→ **Written instruction**: Each line below must be set down exactly; omit any image you find.

→ **Record excerpts**:
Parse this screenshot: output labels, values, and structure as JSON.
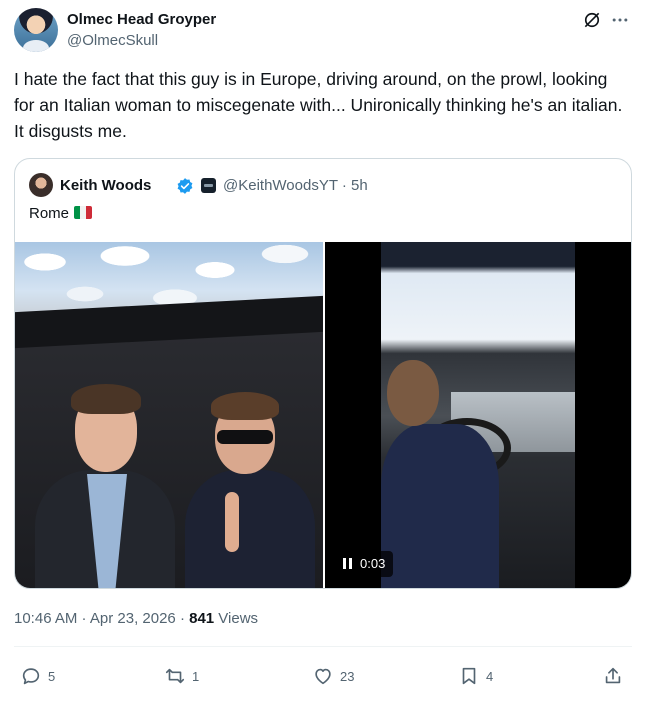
{
  "post": {
    "display_name": "Olmec Head Groyper",
    "handle": "@OlmecSkull",
    "text": "I hate the fact that this guy is in Europe, driving around, on the prowl, looking for an Italian woman to miscegenate with... Unironically thinking he's an italian. It disgusts me.",
    "timestamp": "10:46 AM · Apr 23, 2026 · ",
    "views_count": "841",
    "views_label": " Views"
  },
  "quote": {
    "display_name": "Keith Woods",
    "handle_time": "@KeithWoodsYT · 5h",
    "text": "Rome",
    "flag_icon": "italy-flag-icon",
    "video_time": "0:03"
  },
  "actions": {
    "replies": "5",
    "reposts": "1",
    "likes": "23",
    "bookmarks": "4"
  },
  "colors": {
    "text_primary": "#0f1419",
    "text_secondary": "#536471",
    "verified_blue": "#1d9bf0",
    "border": "#cfd9de"
  }
}
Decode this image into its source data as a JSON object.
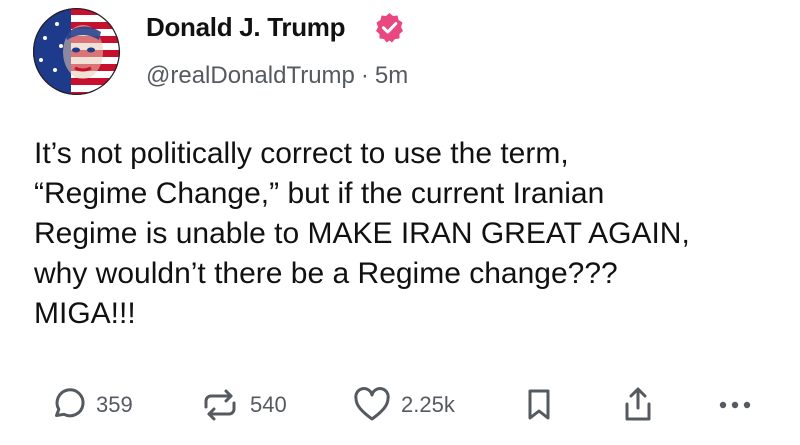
{
  "post": {
    "author": {
      "display_name": "Donald J. Trump",
      "verified": true,
      "verified_color": "#e9477f",
      "handle": "@realDonaldTrump",
      "separator": "·",
      "time_ago": "5m"
    },
    "body_lines": [
      "It’s not politically correct to use the term,",
      "“Regime Change,” but if the current Iranian",
      "Regime is unable to MAKE IRAN GREAT AGAIN,",
      "why wouldn’t there be a Regime change???",
      "MIGA!!!"
    ],
    "actions": {
      "reply": {
        "icon": "speech-bubble-icon",
        "count": "359"
      },
      "repost": {
        "icon": "repost-arrows-icon",
        "count": "540"
      },
      "like": {
        "icon": "heart-icon",
        "count": "2.25k"
      },
      "bookmark": {
        "icon": "bookmark-icon"
      },
      "share": {
        "icon": "share-upload-icon"
      },
      "more": {
        "icon": "ellipsis-icon"
      }
    }
  },
  "colors": {
    "text": "#111111",
    "secondary_text": "#555a60",
    "icon": "#555a60",
    "avatar_red": "#c8102e",
    "avatar_blue": "#1e3a8a"
  }
}
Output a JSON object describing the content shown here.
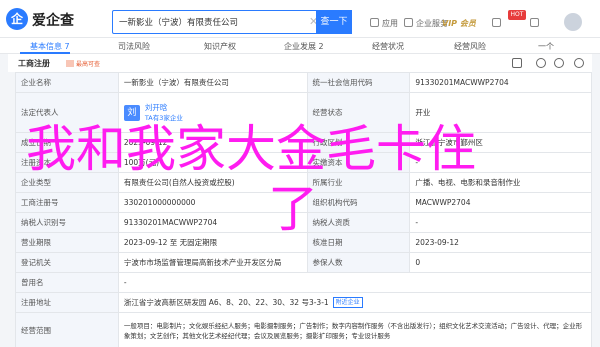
{
  "header": {
    "logo_char": "企",
    "brand": "爱企查",
    "search_value": "一新影业（宁波）有限责任公司",
    "search_button": "查一下",
    "nav": [
      "应用",
      "企业服务"
    ],
    "vip": "VIP 会员",
    "hot_badge": "HOT"
  },
  "tabs": [
    {
      "label": "基本信息 7"
    },
    {
      "label": "司法风险"
    },
    {
      "label": "知识产权"
    },
    {
      "label": "企业发展 2"
    },
    {
      "label": "经营状况"
    },
    {
      "label": "经营风险"
    },
    {
      "label": "一个"
    }
  ],
  "section": {
    "title": "工商注册",
    "badge": "最高可查"
  },
  "table": {
    "row1": {
      "l1": "企业名称",
      "v1": "一新影业（宁波）有限责任公司",
      "l2": "统一社会信用代码",
      "v2": "91330201MACWWP2704"
    },
    "row2": {
      "l1": "法定代表人",
      "avatar_char": "刘",
      "rep_name": "刘开晗",
      "rep_sub": "TA有3家企业",
      "l2": "经营状态",
      "v2": "开业"
    },
    "row3": {
      "l1": "成立日期",
      "v1": "2023-09-12",
      "l2": "行政区划",
      "v2": "浙江省宁波市鄞州区"
    },
    "row4": {
      "l1": "注册资本",
      "v1": "100万(元)",
      "l2": "实缴资本",
      "v2": "-"
    },
    "row5": {
      "l1": "企业类型",
      "v1": "有限责任公司(自然人投资或控股)",
      "l2": "所属行业",
      "v2": "广播、电视、电影和录音制作业"
    },
    "row6": {
      "l1": "工商注册号",
      "v1": "330201000000000",
      "l2": "组织机构代码",
      "v2": "MACWWP2704"
    },
    "row7": {
      "l1": "纳税人识别号",
      "v1": "91330201MACWWP2704",
      "l2": "纳税人资质",
      "v2": "-"
    },
    "row8": {
      "l1": "营业期限",
      "v1": "2023-09-12 至 无固定期限",
      "l2": "核准日期",
      "v2": "2023-09-12"
    },
    "row9": {
      "l1": "登记机关",
      "v1": "宁波市市场监督管理局高新技术产业开发区分局",
      "l2": "参保人数",
      "v2": "0"
    },
    "row10": {
      "l1": "曾用名",
      "v1": "-"
    },
    "row11": {
      "l1": "注册地址",
      "v1": "浙江省宁波高新区研发园 A6、8、20、22、30、32 号3-3-1",
      "btn": "附近企业"
    },
    "row12": {
      "l1": "经营范围",
      "v1": "一般项目：电影制片；文化娱乐经纪人服务；电影摄制服务；广告制作；数字内容制作服务（不含出版发行）；组织文化艺术交流活动；广告设计、代理；企业形象策划；文艺创作；其他文化艺术经纪代理；会议及展览服务；摄影扩印服务；专业设计服务"
    }
  },
  "overlay": {
    "line1": "我和我家大金毛卡住",
    "line2": "了"
  }
}
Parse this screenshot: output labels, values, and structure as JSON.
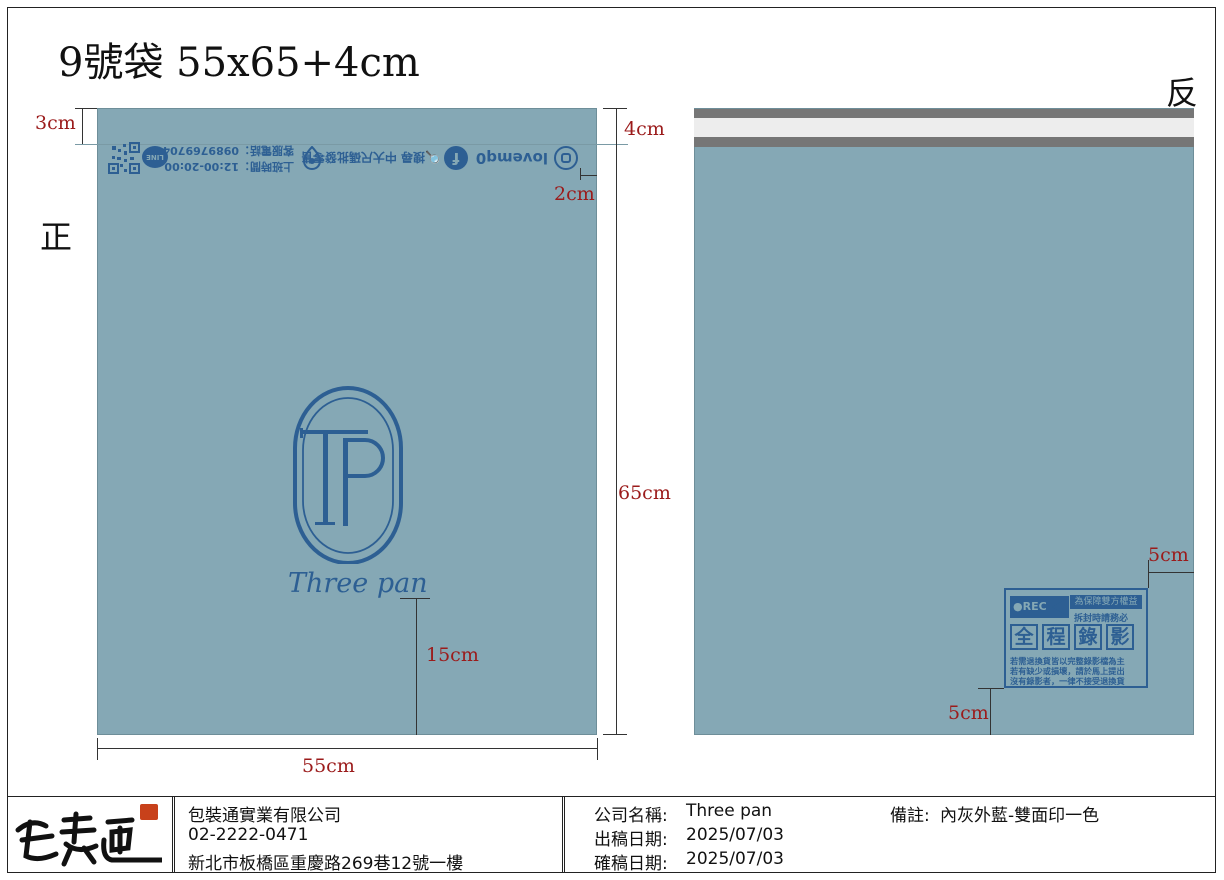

→ **Solution**:
Parse this screenshot: output labels, values, and structure as JSON.
{
  "post": {
    "display_name": "Olmec Head Groyper",
    "handle": "@OlmecSkull",
    "text": "I hate the fact that this guy is in Europe, driving around, on the prowl, looking for an Italian woman to miscegenate with... Unironically thinking he's an italian. It disgusts me.",
    "timestamp": "10:46 AM · Apr 23, 2026 · ",
    "views_count": "841",
    "views_label": " Views"
  },
  "quote": {
    "display_name": "Keith Woods",
    "handle_time": "@KeithWoodsYT · 5h",
    "text": "Rome",
    "flag_icon": "italy-flag-icon",
    "video_time": "0:03"
  },
  "actions": {
    "replies": "5",
    "reposts": "1",
    "likes": "23",
    "bookmarks": "4"
  },
  "colors": {
    "text_primary": "#0f1419",
    "text_secondary": "#536471",
    "verified_blue": "#1d9bf0",
    "border": "#cfd9de"
  }
}
Decode this image into its source data as a JSON object.
{
  "post": {
    "author": {
      "display_name": "Donald J. Trump",
      "verified": true,
      "verified_color": "#e9477f",
      "handle": "@realDonaldTrump",
      "separator": "·",
      "time_ago": "5m"
    },
    "body_lines": [
      "It’s not politically correct to use the term,",
      "“Regime Change,” but if the current Iranian",
      "Regime is unable to MAKE IRAN GREAT AGAIN,",
      "why wouldn’t there be a Regime change???",
      "MIGA!!!"
    ],
    "actions": {
      "reply": {
        "icon": "speech-bubble-icon",
        "count": "359"
      },
      "repost": {
        "icon": "repost-arrows-icon",
        "count": "540"
      },
      "like": {
        "icon": "heart-icon",
        "count": "2.25k"
      },
      "bookmark": {
        "icon": "bookmark-icon"
      },
      "share": {
        "icon": "share-upload-icon"
      },
      "more": {
        "icon": "ellipsis-icon"
      }
    }
  },
  "colors": {
    "text": "#111111",
    "secondary_text": "#555a60",
    "icon": "#555a60",
    "avatar_red": "#c8102e",
    "avatar_blue": "#1e3a8a"
  }
}
Output a JSON object describing the content shown here.
{
  "header": {
    "logo_char": "企",
    "brand": "爱企查",
    "search_value": "一新影业（宁波）有限责任公司",
    "search_button": "查一下",
    "nav": [
      "应用",
      "企业服务"
    ],
    "vip": "VIP 会员",
    "hot_badge": "HOT"
  },
  "tabs": [
    {
      "label": "基本信息 7"
    },
    {
      "label": "司法风险"
    },
    {
      "label": "知识产权"
    },
    {
      "label": "企业发展 2"
    },
    {
      "label": "经营状况"
    },
    {
      "label": "经营风险"
    },
    {
      "label": "一个"
    }
  ],
  "section": {
    "title": "工商注册",
    "badge": "最高可查"
  },
  "table": {
    "row1": {
      "l1": "企业名称",
      "v1": "一新影业（宁波）有限责任公司",
      "l2": "统一社会信用代码",
      "v2": "91330201MACWWP2704"
    },
    "row2": {
      "l1": "法定代表人",
      "avatar_char": "刘",
      "rep_name": "刘开晗",
      "rep_sub": "TA有3家企业",
      "l2": "经营状态",
      "v2": "开业"
    },
    "row3": {
      "l1": "成立日期",
      "v1": "2023-09-12",
      "l2": "行政区划",
      "v2": "浙江省宁波市鄞州区"
    },
    "row4": {
      "l1": "注册资本",
      "v1": "100万(元)",
      "l2": "实缴资本",
      "v2": "-"
    },
    "row5": {
      "l1": "企业类型",
      "v1": "有限责任公司(自然人投资或控股)",
      "l2": "所属行业",
      "v2": "广播、电视、电影和录音制作业"
    },
    "row6": {
      "l1": "工商注册号",
      "v1": "330201000000000",
      "l2": "组织机构代码",
      "v2": "MACWWP2704"
    },
    "row7": {
      "l1": "纳税人识别号",
      "v1": "91330201MACWWP2704",
      "l2": "纳税人资质",
      "v2": "-"
    },
    "row8": {
      "l1": "营业期限",
      "v1": "2023-09-12 至 无固定期限",
      "l2": "核准日期",
      "v2": "2023-09-12"
    },
    "row9": {
      "l1": "登记机关",
      "v1": "宁波市市场监督管理局高新技术产业开发区分局",
      "l2": "参保人数",
      "v2": "0"
    },
    "row10": {
      "l1": "曾用名",
      "v1": "-"
    },
    "row11": {
      "l1": "注册地址",
      "v1": "浙江省宁波高新区研发园 A6、8、20、22、30、32 号3-3-1",
      "btn": "附近企业"
    },
    "row12": {
      "l1": "经营范围",
      "v1": "一般项目：电影制片；文化娱乐经纪人服务；电影摄制服务；广告制作；数字内容制作服务（不含出版发行）；组织文化艺术交流活动；广告设计、代理；企业形象策划；文艺创作；其他文化艺术经纪代理；会议及展览服务；摄影扩印服务；专业设计服务"
    }
  },
  "overlay": {
    "line1": "我和我家大金毛卡住",
    "line2": "了"
  }
}
Parse this screenshot: output labels, values, and structure as JSON.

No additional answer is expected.